# Task directions:
Extract every entry word for word. Skip the pictures.

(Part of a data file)
-*-*-
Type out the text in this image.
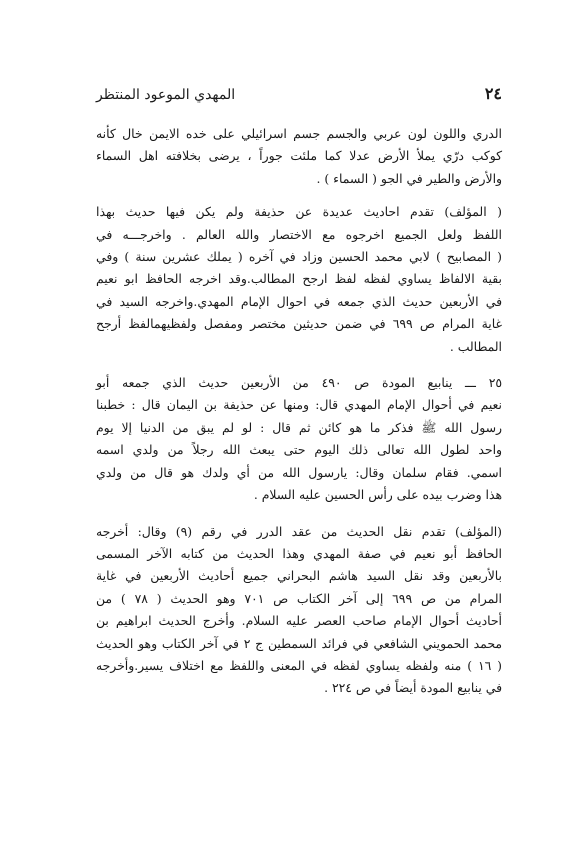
٢٤
المهدي الموعود المنتظر

الدري واللون لون عربي والجسم جسم اسرائيلي على خده الايمن خال كأنه
كوكب درّي يملأ الأرض عدلا كما ملئت جوراً ، يرضى بخلافته اهل السماء
والأرض والطير في الجو ( السماء ) .

( المؤلف) تقدم احاديث عديدة عن حذيفة ولم يكن فيها حديث بهذا
اللفظ ولعل الجميع اخرجوه مع الاختصار والله العالم . واخرجـــه في
( المصابيح ) لابي محمد الحسين وزاد في آخره ( يملك عشرين سنة ) وفي
بقية الالفاظ يساوي لفظه لفظ ارجح المطالب.وقد اخرجه الحافظ ابو نعيم
في الأربعين حديث الذي جمعه في احوال الإمام المهدي.واخرجه السيد في
غاية المرام ص ٦٩٩ في ضمن حديثين مختصر ومفصل ولفظيهمالفظ أرجح
المطالب .

٢٥ ـــ ينابيع المودة ص ٤٩٠ من الأربعين حديث الذي جمعه أبو
نعيم في أحوال الإمام المهدي قال: ومنها عن حذيفة بن اليمان قال : خطبنا
رسول الله ﷺ فذكر ما هو كائن ثم قال : لو لم يبق من الدنيا إلا يوم
واحد لطول الله تعالى ذلك اليوم حتى يبعث الله رجلاً من ولدي اسمه
اسمي. فقام سلمان وقال: يارسول الله من أي ولدك هو قال من ولدي
هذا وضرب بيده على رأس الحسين عليه السلام .

(المؤلف) تقدم نقل الحديث من عقد الدرر في رقم (٩) وقال: أخرجه
الحافظ أبو نعيم في صفة المهدي وهذا الحديث من كتابه الآخر المسمى
بالأربعين وقد نقل السيد هاشم البحراني جميع أحاديث الأربعين في غاية
المرام من ص ٦٩٩ إلى آخر الكتاب ص ٧٠١ وهو الحديث ( ٧٨ ) من
أحاديث أحوال الإمام صاحب العصر عليه السلام. وأخرج الحديث ابراهيم بن
محمد الحمويني الشافعي في فرائد السمطين ج ٢ في آخر الكتاب وهو الحديث
( ١٦ ) منه ولفظه يساوي لفظه في المعنى واللفظ مع اختلاف يسير.وأخرجه
في ينابيع المودة أيضاً في ص ٢٢٤ .
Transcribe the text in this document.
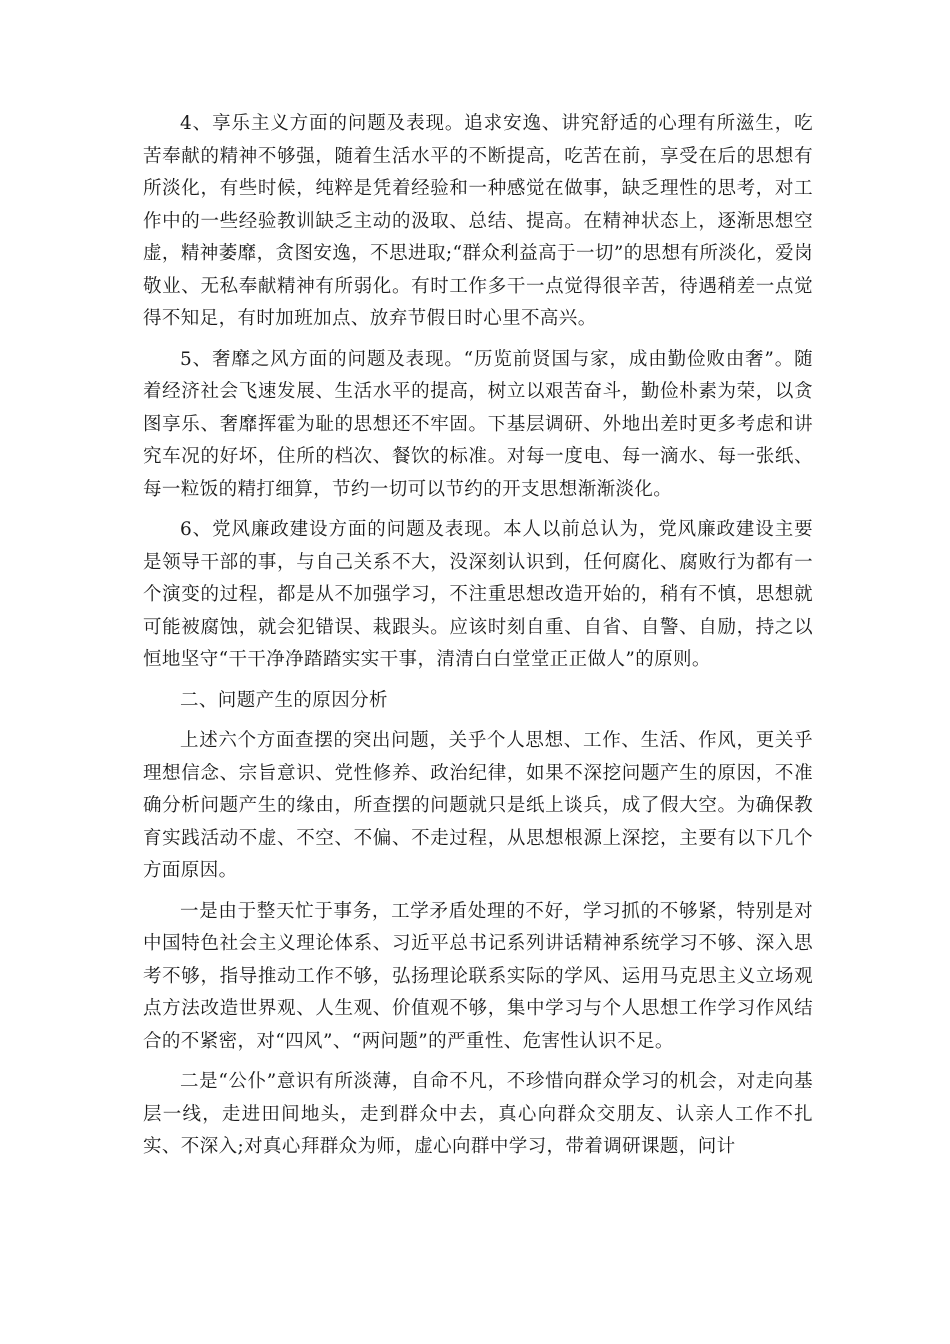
4、享乐主义方面的问题及表现。追求安逸、讲究舒适的心理有所滋生，吃苦奉献的精神不够强，随着生活水平的不断提高，吃苦在前，享受在后的思想有所淡化，有些时候，纯粹是凭着经验和一种感觉在做事，缺乏理性的思考，对工作中的一些经验教训缺乏主动的汲取、总结、提高。在精神状态上，逐渐思想空虚，精神萎靡，贪图安逸，不思进取;“群众利益高于一切”的思想有所淡化，爱岗敬业、无私奉献精神有所弱化。有时工作多干一点觉得很辛苦，待遇稍差一点觉得不知足，有时加班加点、放弃节假日时心里不高兴。

5、奢靡之风方面的问题及表现。“历览前贤国与家，成由勤俭败由奢”。随着经济社会飞速发展、生活水平的提高，树立以艰苦奋斗，勤俭朴素为荣，以贪图享乐、奢靡挥霍为耻的思想还不牢固。下基层调研、外地出差时更多考虑和讲究车况的好坏，住所的档次、餐饮的标准。对每一度电、每一滴水、每一张纸、每一粒饭的精打细算，节约一切可以节约的开支思想渐渐淡化。

6、党风廉政建设方面的问题及表现。本人以前总认为，党风廉政建设主要是领导干部的事，与自己关系不大，没深刻认识到，任何腐化、腐败行为都有一个演变的过程，都是从不加强学习，不注重思想改造开始的，稍有不慎，思想就可能被腐蚀，就会犯错误、栽跟头。应该时刻自重、自省、自警、自励，持之以恒地坚守“干干净净踏踏实实干事，清清白白堂堂正正做人”的原则。

二、问题产生的原因分析

上述六个方面查摆的突出问题，关乎个人思想、工作、生活、作风，更关乎理想信念、宗旨意识、党性修养、政治纪律，如果不深挖问题产生的原因，不准确分析问题产生的缘由，所查摆的问题就只是纸上谈兵，成了假大空。为确保教育实践活动不虚、不空、不偏、不走过程，从思想根源上深挖，主要有以下几个方面原因。

一是由于整天忙于事务，工学矛盾处理的不好，学习抓的不够紧，特别是对中国特色社会主义理论体系、习近平总书记系列讲话精神系统学习不够、深入思考不够，指导推动工作不够，弘扬理论联系实际的学风、运用马克思主义立场观点方法改造世界观、人生观、价值观不够，集中学习与个人思想工作学习作风结合的不紧密，对“四风”、“两问题”的严重性、危害性认识不足。

二是“公仆”意识有所淡薄，自命不凡，不珍惜向群众学习的机会，对走向基层一线，走进田间地头，走到群众中去，真心向群众交朋友、认亲人工作不扎实、不深入;对真心拜群众为师，虚心向群中学习，带着调研课题，问计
-*-*-
# Answer to the exercise:
Type out the text in this image.
٢٤
المهدي الموعود المنتظر

الدري واللون لون عربي والجسم جسم اسرائيلي على خده الايمن خال كأنه
كوكب درّي يملأ الأرض عدلا كما ملئت جوراً ، يرضى بخلافته اهل السماء
والأرض والطير في الجو ( السماء ) .

( المؤلف) تقدم احاديث عديدة عن حذيفة ولم يكن فيها حديث بهذا
اللفظ ولعل الجميع اخرجوه مع الاختصار والله العالم . واخرجـــه في
( المصابيح ) لابي محمد الحسين وزاد في آخره ( يملك عشرين سنة ) وفي
بقية الالفاظ يساوي لفظه لفظ ارجح المطالب.وقد اخرجه الحافظ ابو نعيم
في الأربعين حديث الذي جمعه في احوال الإمام المهدي.واخرجه السيد في
غاية المرام ص ٦٩٩ في ضمن حديثين مختصر ومفصل ولفظيهمالفظ أرجح
المطالب .

٢٥ ـــ ينابيع المودة ص ٤٩٠ من الأربعين حديث الذي جمعه أبو
نعيم في أحوال الإمام المهدي قال: ومنها عن حذيفة بن اليمان قال : خطبنا
رسول الله ﷺ فذكر ما هو كائن ثم قال : لو لم يبق من الدنيا إلا يوم
واحد لطول الله تعالى ذلك اليوم حتى يبعث الله رجلاً من ولدي اسمه
اسمي. فقام سلمان وقال: يارسول الله من أي ولدك هو قال من ولدي
هذا وضرب بيده على رأس الحسين عليه السلام .

(المؤلف) تقدم نقل الحديث من عقد الدرر في رقم (٩) وقال: أخرجه
الحافظ أبو نعيم في صفة المهدي وهذا الحديث من كتابه الآخر المسمى
بالأربعين وقد نقل السيد هاشم البحراني جميع أحاديث الأربعين في غاية
المرام من ص ٦٩٩ إلى آخر الكتاب ص ٧٠١ وهو الحديث ( ٧٨ ) من
أحاديث أحوال الإمام صاحب العصر عليه السلام. وأخرج الحديث ابراهيم بن
محمد الحمويني الشافعي في فرائد السمطين ج ٢ في آخر الكتاب وهو الحديث
( ١٦ ) منه ولفظه يساوي لفظه في المعنى واللفظ مع اختلاف يسير.وأخرجه
في ينابيع المودة أيضاً في ص ٢٢٤ .
Transcribe the text in this document.
4、享乐主义方面的问题及表现。追求安逸、讲究舒适的心理有所滋生，吃苦奉献的精神不够强，随着生活水平的不断提高，吃苦在前，享受在后的思想有所淡化，有些时候，纯粹是凭着经验和一种感觉在做事，缺乏理性的思考，对工作中的一些经验教训缺乏主动的汲取、总结、提高。在精神状态上，逐渐思想空虚，精神萎靡，贪图安逸，不思进取;“群众利益高于一切”的思想有所淡化，爱岗敬业、无私奉献精神有所弱化。有时工作多干一点觉得很辛苦，待遇稍差一点觉得不知足，有时加班加点、放弃节假日时心里不高兴。

5、奢靡之风方面的问题及表现。“历览前贤国与家，成由勤俭败由奢”。随着经济社会飞速发展、生活水平的提高，树立以艰苦奋斗，勤俭朴素为荣，以贪图享乐、奢靡挥霍为耻的思想还不牢固。下基层调研、外地出差时更多考虑和讲究车况的好坏，住所的档次、餐饮的标准。对每一度电、每一滴水、每一张纸、每一粒饭的精打细算，节约一切可以节约的开支思想渐渐淡化。

6、党风廉政建设方面的问题及表现。本人以前总认为，党风廉政建设主要是领导干部的事，与自己关系不大，没深刻认识到，任何腐化、腐败行为都有一个演变的过程，都是从不加强学习，不注重思想改造开始的，稍有不慎，思想就可能被腐蚀，就会犯错误、栽跟头。应该时刻自重、自省、自警、自励，持之以恒地坚守“干干净净踏踏实实干事，清清白白堂堂正正做人”的原则。

二、问题产生的原因分析

上述六个方面查摆的突出问题，关乎个人思想、工作、生活、作风，更关乎理想信念、宗旨意识、党性修养、政治纪律，如果不深挖问题产生的原因，不准确分析问题产生的缘由，所查摆的问题就只是纸上谈兵，成了假大空。为确保教育实践活动不虚、不空、不偏、不走过程，从思想根源上深挖，主要有以下几个方面原因。

一是由于整天忙于事务，工学矛盾处理的不好，学习抓的不够紧，特别是对中国特色社会主义理论体系、习近平总书记系列讲话精神系统学习不够、深入思考不够，指导推动工作不够，弘扬理论联系实际的学风、运用马克思主义立场观点方法改造世界观、人生观、价值观不够，集中学习与个人思想工作学习作风结合的不紧密，对“四风”、“两问题”的严重性、危害性认识不足。

二是“公仆”意识有所淡薄，自命不凡，不珍惜向群众学习的机会，对走向基层一线，走进田间地头，走到群众中去，真心向群众交朋友、认亲人工作不扎实、不深入;对真心拜群众为师，虚心向群中学习，带着调研课题，问计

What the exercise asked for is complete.